**TASK TO COMPLETE:**
Write the records out again, keeping each line exactly as it is.

[Dataset entries]
· · · · · · ·
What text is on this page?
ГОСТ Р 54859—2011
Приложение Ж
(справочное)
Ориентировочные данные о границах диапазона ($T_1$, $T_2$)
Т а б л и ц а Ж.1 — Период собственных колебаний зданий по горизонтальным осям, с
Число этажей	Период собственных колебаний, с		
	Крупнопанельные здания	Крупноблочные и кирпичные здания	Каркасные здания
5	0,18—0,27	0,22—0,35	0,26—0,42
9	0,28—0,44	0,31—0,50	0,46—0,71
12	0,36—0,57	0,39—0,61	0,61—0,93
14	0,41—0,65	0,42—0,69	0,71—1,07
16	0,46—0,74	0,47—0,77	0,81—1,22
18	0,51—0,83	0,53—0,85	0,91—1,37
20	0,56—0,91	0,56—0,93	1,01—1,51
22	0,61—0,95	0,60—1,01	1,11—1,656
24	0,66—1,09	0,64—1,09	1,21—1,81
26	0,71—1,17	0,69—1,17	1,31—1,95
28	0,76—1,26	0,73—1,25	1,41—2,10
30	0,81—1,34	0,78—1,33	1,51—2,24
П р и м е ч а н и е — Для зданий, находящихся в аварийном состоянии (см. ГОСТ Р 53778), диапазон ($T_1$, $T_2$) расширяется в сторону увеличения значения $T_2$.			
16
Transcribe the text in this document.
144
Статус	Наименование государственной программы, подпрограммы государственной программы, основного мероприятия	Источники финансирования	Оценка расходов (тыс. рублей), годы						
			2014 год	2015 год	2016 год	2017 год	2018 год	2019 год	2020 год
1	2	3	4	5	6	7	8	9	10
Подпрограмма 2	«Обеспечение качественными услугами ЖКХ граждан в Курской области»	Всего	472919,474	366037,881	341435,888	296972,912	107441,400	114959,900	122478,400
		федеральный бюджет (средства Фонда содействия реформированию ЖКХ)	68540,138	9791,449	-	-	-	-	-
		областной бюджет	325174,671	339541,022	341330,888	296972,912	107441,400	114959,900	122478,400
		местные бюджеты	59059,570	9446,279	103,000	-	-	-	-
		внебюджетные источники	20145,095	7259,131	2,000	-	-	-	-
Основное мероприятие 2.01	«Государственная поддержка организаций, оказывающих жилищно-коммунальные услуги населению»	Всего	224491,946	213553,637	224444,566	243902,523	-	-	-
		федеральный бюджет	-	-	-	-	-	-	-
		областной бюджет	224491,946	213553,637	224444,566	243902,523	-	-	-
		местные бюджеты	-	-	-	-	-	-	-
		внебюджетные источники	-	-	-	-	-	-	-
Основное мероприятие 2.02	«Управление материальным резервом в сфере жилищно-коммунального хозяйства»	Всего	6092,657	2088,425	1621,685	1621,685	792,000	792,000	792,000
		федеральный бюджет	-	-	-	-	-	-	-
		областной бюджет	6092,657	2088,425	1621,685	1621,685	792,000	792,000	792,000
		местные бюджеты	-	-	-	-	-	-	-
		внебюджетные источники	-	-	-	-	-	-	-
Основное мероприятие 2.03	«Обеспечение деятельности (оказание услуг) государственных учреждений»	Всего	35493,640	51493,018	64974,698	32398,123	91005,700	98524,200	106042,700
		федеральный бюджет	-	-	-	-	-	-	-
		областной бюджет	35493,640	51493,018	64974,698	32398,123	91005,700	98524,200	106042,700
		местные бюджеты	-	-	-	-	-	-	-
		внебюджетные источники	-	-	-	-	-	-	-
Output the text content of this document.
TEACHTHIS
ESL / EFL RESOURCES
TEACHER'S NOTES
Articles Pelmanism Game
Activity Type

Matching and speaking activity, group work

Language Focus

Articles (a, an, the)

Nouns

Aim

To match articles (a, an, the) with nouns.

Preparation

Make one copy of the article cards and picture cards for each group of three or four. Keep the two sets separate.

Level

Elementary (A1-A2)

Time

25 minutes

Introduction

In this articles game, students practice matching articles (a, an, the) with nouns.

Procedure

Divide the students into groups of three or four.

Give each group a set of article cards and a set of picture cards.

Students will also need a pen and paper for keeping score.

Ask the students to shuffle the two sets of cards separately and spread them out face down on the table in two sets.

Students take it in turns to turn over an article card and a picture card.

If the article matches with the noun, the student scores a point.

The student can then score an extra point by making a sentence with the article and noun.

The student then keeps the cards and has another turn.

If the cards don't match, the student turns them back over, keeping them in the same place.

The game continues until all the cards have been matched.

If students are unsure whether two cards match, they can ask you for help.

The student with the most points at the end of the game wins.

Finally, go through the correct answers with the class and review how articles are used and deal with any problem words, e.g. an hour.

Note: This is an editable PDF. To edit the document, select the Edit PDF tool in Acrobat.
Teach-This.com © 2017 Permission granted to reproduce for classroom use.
· · · · · · ·
**REPLY TO THE EXERCISE:**
What text is on this page?
ГОСТ Р 54859—2011
Приложение Ж
(справочное)
Ориентировочные данные о границах диапазона ($T_1$, $T_2$)
Т а б л и ц а Ж.1 — Период собственных колебаний зданий по горизонтальным осям, с
Число этажей	Период собственных колебаний, с		
	Крупнопанельные здания	Крупноблочные и кирпичные здания	Каркасные здания
5	0,18—0,27	0,22—0,35	0,26—0,42
9	0,28—0,44	0,31—0,50	0,46—0,71
12	0,36—0,57	0,39—0,61	0,61—0,93
14	0,41—0,65	0,42—0,69	0,71—1,07
16	0,46—0,74	0,47—0,77	0,81—1,22
18	0,51—0,83	0,53—0,85	0,91—1,37
20	0,56—0,91	0,56—0,93	1,01—1,51
22	0,61—0,95	0,60—1,01	1,11—1,656
24	0,66—1,09	0,64—1,09	1,21—1,81
26	0,71—1,17	0,69—1,17	1,31—1,95
28	0,76—1,26	0,73—1,25	1,41—2,10
30	0,81—1,34	0,78—1,33	1,51—2,24
П р и м е ч а н и е — Для зданий, находящихся в аварийном состоянии (см. ГОСТ Р 53778), диапазон ($T_1$, $T_2$) расширяется в сторону увеличения значения $T_2$.			
16
Transcribe the text in this document.
144
Статус	Наименование государственной программы, подпрограммы государственной программы, основного мероприятия	Источники финансирования	Оценка расходов (тыс. рублей), годы						
			2014 год	2015 год	2016 год	2017 год	2018 год	2019 год	2020 год
1	2	3	4	5	6	7	8	9	10
Подпрограмма 2	«Обеспечение качественными услугами ЖКХ граждан в Курской области»	Всего	472919,474	366037,881	341435,888	296972,912	107441,400	114959,900	122478,400
		федеральный бюджет (средства Фонда содействия реформированию ЖКХ)	68540,138	9791,449	-	-	-	-	-
		областной бюджет	325174,671	339541,022	341330,888	296972,912	107441,400	114959,900	122478,400
		местные бюджеты	59059,570	9446,279	103,000	-	-	-	-
		внебюджетные источники	20145,095	7259,131	2,000	-	-	-	-
Основное мероприятие 2.01	«Государственная поддержка организаций, оказывающих жилищно-коммунальные услуги населению»	Всего	224491,946	213553,637	224444,566	243902,523	-	-	-
		федеральный бюджет	-	-	-	-	-	-	-
		областной бюджет	224491,946	213553,637	224444,566	243902,523	-	-	-
		местные бюджеты	-	-	-	-	-	-	-
		внебюджетные источники	-	-	-	-	-	-	-
Основное мероприятие 2.02	«Управление материальным резервом в сфере жилищно-коммунального хозяйства»	Всего	6092,657	2088,425	1621,685	1621,685	792,000	792,000	792,000
		федеральный бюджет	-	-	-	-	-	-	-
		областной бюджет	6092,657	2088,425	1621,685	1621,685	792,000	792,000	792,000
		местные бюджеты	-	-	-	-	-	-	-
		внебюджетные источники	-	-	-	-	-	-	-
Основное мероприятие 2.03	«Обеспечение деятельности (оказание услуг) государственных учреждений»	Всего	35493,640	51493,018	64974,698	32398,123	91005,700	98524,200	106042,700
		федеральный бюджет	-	-	-	-	-	-	-
		областной бюджет	35493,640	51493,018	64974,698	32398,123	91005,700	98524,200	106042,700
		местные бюджеты	-	-	-	-	-	-	-
		внебюджетные источники	-	-	-	-	-	-	-
Output the text content of this document.
TEACHTHIS
ESL / EFL RESOURCES
TEACHER'S NOTES
Articles Pelmanism Game
Activity Type

Matching and speaking activity, group work

Language Focus

Articles (a, an, the)

Nouns

Aim

To match articles (a, an, the) with nouns.

Preparation

Make one copy of the article cards and picture cards for each group of three or four. Keep the two sets separate.

Level

Elementary (A1-A2)

Time

25 minutes

Introduction

In this articles game, students practice matching articles (a, an, the) with nouns.

Procedure

Divide the students into groups of three or four.

Give each group a set of article cards and a set of picture cards.

Students will also need a pen and paper for keeping score.

Ask the students to shuffle the two sets of cards separately and spread them out face down on the table in two sets.

Students take it in turns to turn over an article card and a picture card.

If the article matches with the noun, the student scores a point.

The student can then score an extra point by making a sentence with the article and noun.

The student then keeps the cards and has another turn.

If the cards don't match, the student turns them back over, keeping them in the same place.

The game continues until all the cards have been matched.

If students are unsure whether two cards match, they can ask you for help.

The student with the most points at the end of the game wins.

Finally, go through the correct answers with the class and review how articles are used and deal with any problem words, e.g. an hour.

Note: This is an editable PDF. To edit the document, select the Edit PDF tool in Acrobat.
Teach-This.com © 2017 Permission granted to reproduce for classroom use.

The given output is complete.